→ **GIVEN TASK**
In the material below, find all lines with the string "HRRR" and copy them.

-- Start --

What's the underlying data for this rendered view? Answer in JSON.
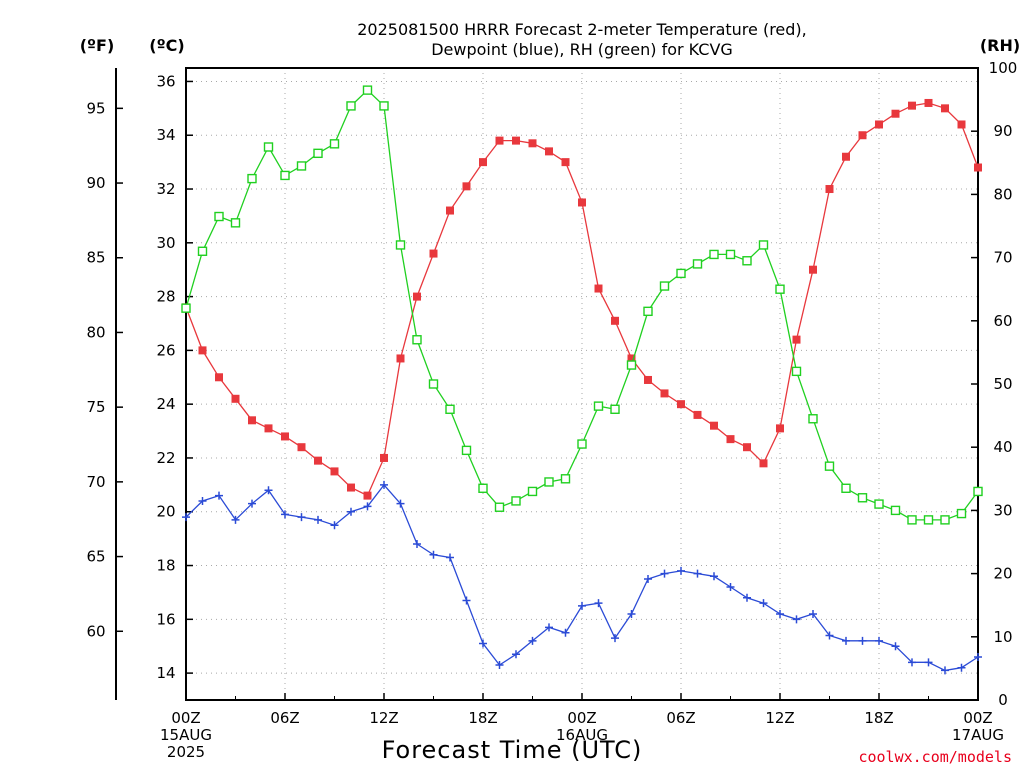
{
  "title_line1": "2025081500 HRRR Forecast 2-meter Temperature (red),",
  "title_line2": "Dewpoint (blue), RH (green) for KCVG",
  "unit_f": "(ºF)",
  "unit_c": "(ºC)",
  "unit_rh": "(RH)",
  "x_axis_title": "Forecast Time (UTC)",
  "credit": "coolwx.com/models",
  "colors": {
    "temperature": "#e8383d",
    "dewpoint": "#2b4bd6",
    "rh": "#20d020"
  },
  "chart_data": {
    "type": "line",
    "title": "2025081500 HRRR Forecast 2-meter Temperature (red), Dewpoint (blue), RH (green) for KCVG",
    "x_unit": "forecast hour",
    "x": [
      0,
      1,
      2,
      3,
      4,
      5,
      6,
      7,
      8,
      9,
      10,
      11,
      12,
      13,
      14,
      15,
      16,
      17,
      18,
      19,
      20,
      21,
      22,
      23,
      24,
      25,
      26,
      27,
      28,
      29,
      30,
      31,
      32,
      33,
      34,
      35,
      36,
      37,
      38,
      39,
      40,
      41,
      42,
      43,
      44,
      45,
      46,
      47,
      48
    ],
    "x_ticks": [
      {
        "x": 0,
        "lines": [
          "00Z",
          "15AUG",
          "2025"
        ]
      },
      {
        "x": 6,
        "lines": [
          "06Z"
        ]
      },
      {
        "x": 12,
        "lines": [
          "12Z"
        ]
      },
      {
        "x": 18,
        "lines": [
          "18Z"
        ]
      },
      {
        "x": 24,
        "lines": [
          "00Z",
          "16AUG"
        ]
      },
      {
        "x": 30,
        "lines": [
          "06Z"
        ]
      },
      {
        "x": 36,
        "lines": [
          "12Z"
        ]
      },
      {
        "x": 42,
        "lines": [
          "18Z"
        ]
      },
      {
        "x": 48,
        "lines": [
          "00Z",
          "17AUG"
        ]
      }
    ],
    "y_celsius": {
      "range": [
        13.0,
        36.5
      ],
      "ticks": [
        14,
        16,
        18,
        20,
        22,
        24,
        26,
        28,
        30,
        32,
        34,
        36
      ]
    },
    "y_fahrenheit": {
      "ticks": [
        60,
        65,
        70,
        75,
        80,
        85,
        90,
        95
      ]
    },
    "y_rh": {
      "range": [
        0,
        100
      ],
      "ticks": [
        0,
        10,
        20,
        30,
        40,
        50,
        60,
        70,
        80,
        90,
        100
      ]
    },
    "series": [
      {
        "name": "Temperature",
        "axis": "celsius",
        "marker": "square",
        "values": [
          27.6,
          26.0,
          25.0,
          24.2,
          23.4,
          23.1,
          22.8,
          22.4,
          21.9,
          21.5,
          20.9,
          20.6,
          22.0,
          25.7,
          28.0,
          29.6,
          31.2,
          32.1,
          33.0,
          33.8,
          33.8,
          33.7,
          33.4,
          33.0,
          31.5,
          28.3,
          27.1,
          25.7,
          24.9,
          24.4,
          24.0,
          23.6,
          23.2,
          22.7,
          22.4,
          21.8,
          23.1,
          26.4,
          29.0,
          32.0,
          33.2,
          34.0,
          34.4,
          34.8,
          35.1,
          35.2,
          35.0,
          34.4,
          32.8
        ]
      },
      {
        "name": "Dewpoint",
        "axis": "celsius",
        "marker": "plus",
        "values": [
          19.8,
          20.4,
          20.6,
          19.7,
          20.3,
          20.8,
          19.9,
          19.8,
          19.7,
          19.5,
          20.0,
          20.2,
          21.0,
          20.3,
          18.8,
          18.4,
          18.3,
          16.7,
          15.1,
          14.3,
          14.7,
          15.2,
          15.7,
          15.5,
          16.5,
          16.6,
          15.3,
          16.2,
          17.5,
          17.7,
          17.8,
          17.7,
          17.6,
          17.2,
          16.8,
          16.6,
          16.2,
          16.0,
          16.2,
          15.4,
          15.2,
          15.2,
          15.2,
          15.0,
          14.4,
          14.4,
          14.1,
          14.2,
          14.6
        ]
      },
      {
        "name": "RH",
        "axis": "rh",
        "marker": "open-square",
        "values": [
          62,
          71,
          76.5,
          75.5,
          82.5,
          87.5,
          83,
          84.5,
          86.5,
          88,
          94,
          96.5,
          94,
          72,
          57,
          50,
          46,
          39.5,
          33.5,
          30.5,
          31.5,
          33,
          34.5,
          35,
          40.5,
          46.5,
          46,
          53,
          61.5,
          65.5,
          67.5,
          69,
          70.5,
          70.5,
          69.5,
          72,
          65,
          52,
          44.5,
          37,
          33.5,
          32,
          31,
          30,
          28.5,
          28.5,
          28.5,
          29.5,
          33
        ]
      }
    ]
  }
}
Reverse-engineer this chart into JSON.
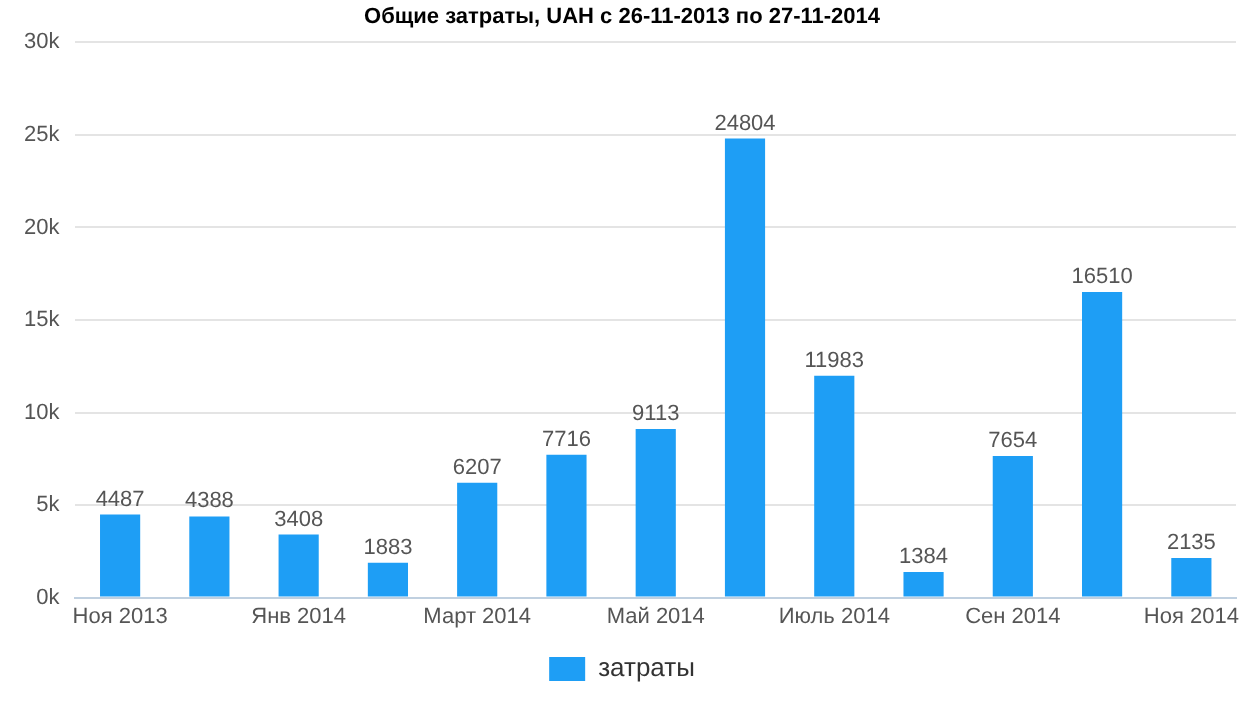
{
  "chart_data": {
    "type": "bar",
    "title": "Общие затраты, UAH с 26-11-2013 по 27-11-2014",
    "categories": [
      "Ноя 2013",
      null,
      "Янв 2014",
      null,
      "Март 2014",
      null,
      "Май 2014",
      null,
      "Июль 2014",
      null,
      "Сен 2014",
      null,
      "Ноя 2014"
    ],
    "series": [
      {
        "name": "затраты",
        "color": "#1e9ef5",
        "values": [
          4487,
          4388,
          3408,
          1883,
          6207,
          7716,
          9113,
          24804,
          11983,
          1384,
          7654,
          16510,
          2135
        ]
      }
    ],
    "ylim": [
      0,
      30000
    ],
    "yticks": [
      {
        "value": 0,
        "label": "0k"
      },
      {
        "value": 5000,
        "label": "5k"
      },
      {
        "value": 10000,
        "label": "10k"
      },
      {
        "value": 15000,
        "label": "15k"
      },
      {
        "value": 20000,
        "label": "20k"
      },
      {
        "value": 25000,
        "label": "25k"
      },
      {
        "value": 30000,
        "label": "30k"
      }
    ],
    "grid": "y",
    "legend": "bottom",
    "data_labels": true
  }
}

-- End --

→ **WRITTEN ANSWER**
  "title_line1": "2025081500 HRRR Forecast 2-meter Temperature (red),",
    "title": "2025081500 HRRR Forecast 2-meter Temperature (red), Dewpoint (blue), RH (green) for KCVG",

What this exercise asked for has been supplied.